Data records
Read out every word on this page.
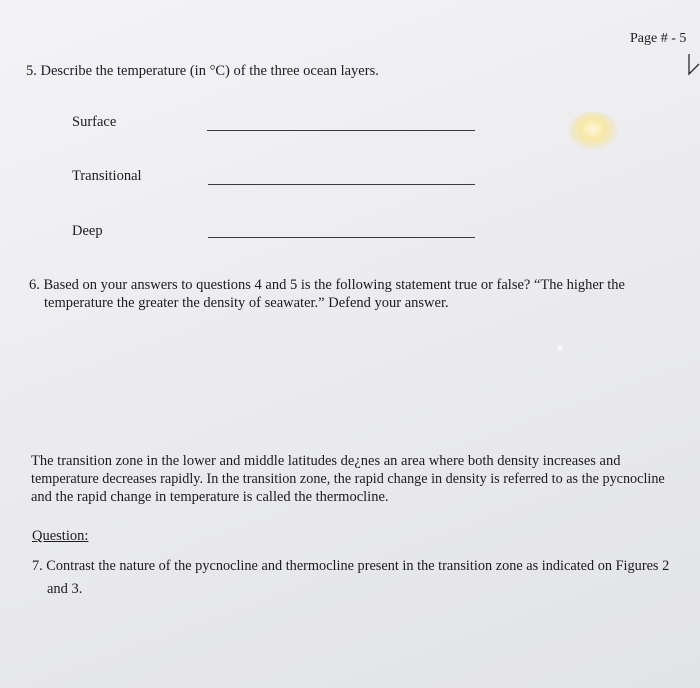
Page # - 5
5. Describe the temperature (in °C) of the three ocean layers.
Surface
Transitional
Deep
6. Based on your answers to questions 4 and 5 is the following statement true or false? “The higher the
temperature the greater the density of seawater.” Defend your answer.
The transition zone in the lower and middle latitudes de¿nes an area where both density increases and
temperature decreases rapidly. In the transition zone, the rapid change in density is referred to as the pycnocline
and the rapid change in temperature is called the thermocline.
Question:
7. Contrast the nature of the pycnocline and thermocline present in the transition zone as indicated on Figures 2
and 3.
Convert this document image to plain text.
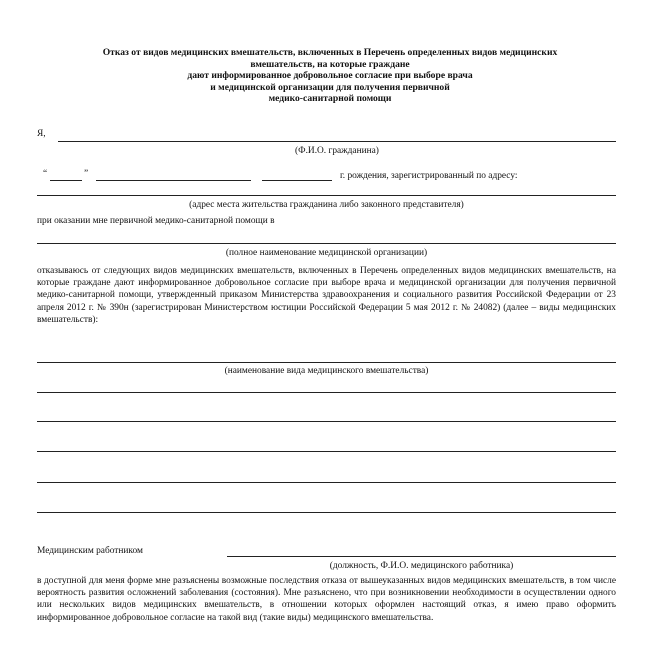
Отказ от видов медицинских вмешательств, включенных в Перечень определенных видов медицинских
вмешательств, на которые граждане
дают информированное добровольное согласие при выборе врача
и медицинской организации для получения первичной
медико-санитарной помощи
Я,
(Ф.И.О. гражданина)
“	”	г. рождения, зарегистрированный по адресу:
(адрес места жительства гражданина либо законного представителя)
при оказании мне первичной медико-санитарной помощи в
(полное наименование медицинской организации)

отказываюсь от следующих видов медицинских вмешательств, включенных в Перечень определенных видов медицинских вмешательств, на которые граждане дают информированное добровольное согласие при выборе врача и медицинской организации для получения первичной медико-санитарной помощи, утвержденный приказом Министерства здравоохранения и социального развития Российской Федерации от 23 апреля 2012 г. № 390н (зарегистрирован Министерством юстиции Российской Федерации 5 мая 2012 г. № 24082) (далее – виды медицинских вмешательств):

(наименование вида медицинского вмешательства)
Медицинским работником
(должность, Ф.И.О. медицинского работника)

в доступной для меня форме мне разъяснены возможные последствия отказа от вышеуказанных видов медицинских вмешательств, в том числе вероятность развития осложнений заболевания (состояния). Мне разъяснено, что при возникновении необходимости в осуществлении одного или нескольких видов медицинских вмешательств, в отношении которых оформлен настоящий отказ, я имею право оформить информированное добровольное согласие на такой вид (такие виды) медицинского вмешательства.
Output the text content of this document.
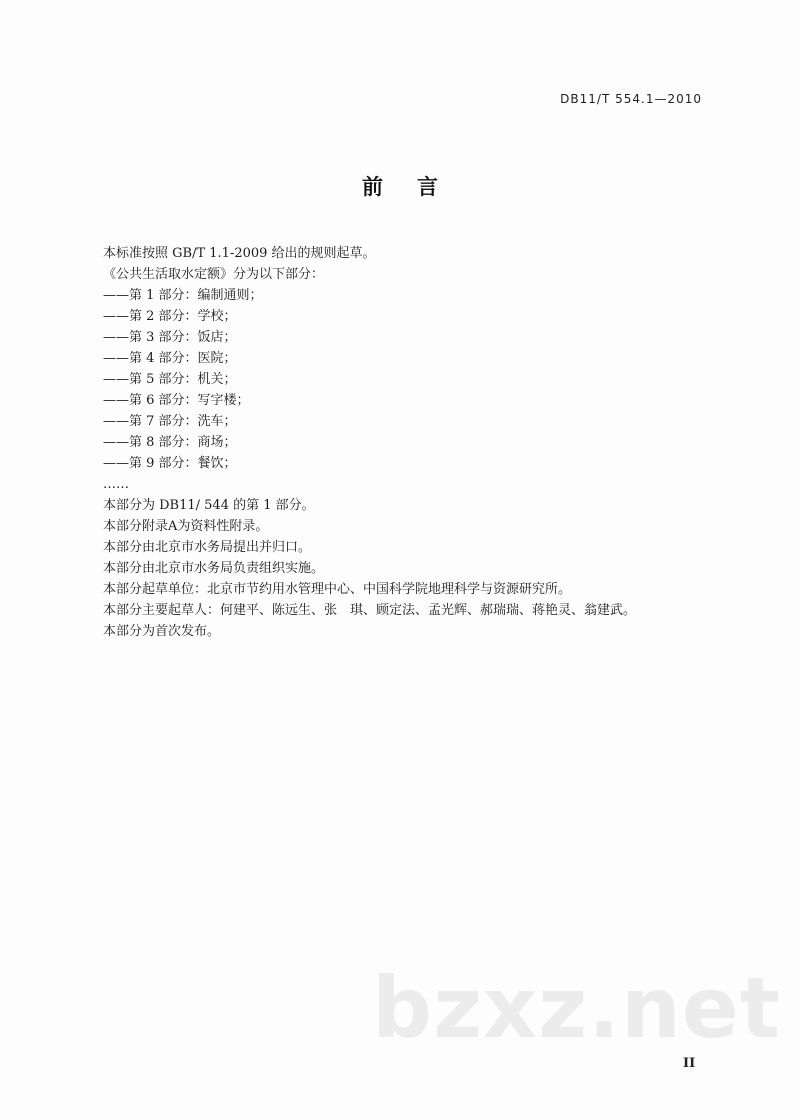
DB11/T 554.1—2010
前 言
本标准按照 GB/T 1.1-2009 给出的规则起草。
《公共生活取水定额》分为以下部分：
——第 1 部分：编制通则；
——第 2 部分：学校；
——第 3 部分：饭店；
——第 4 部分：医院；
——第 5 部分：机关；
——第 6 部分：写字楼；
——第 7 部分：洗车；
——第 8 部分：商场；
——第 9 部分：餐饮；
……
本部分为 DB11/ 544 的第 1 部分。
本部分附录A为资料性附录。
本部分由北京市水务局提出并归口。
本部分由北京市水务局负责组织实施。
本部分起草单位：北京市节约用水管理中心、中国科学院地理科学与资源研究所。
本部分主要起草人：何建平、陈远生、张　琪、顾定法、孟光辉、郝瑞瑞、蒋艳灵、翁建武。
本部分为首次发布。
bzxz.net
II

■ DIRECTIONS ■
Give only the number of lines above that hold the string "text".

■ FINISHED ANSWER ■
2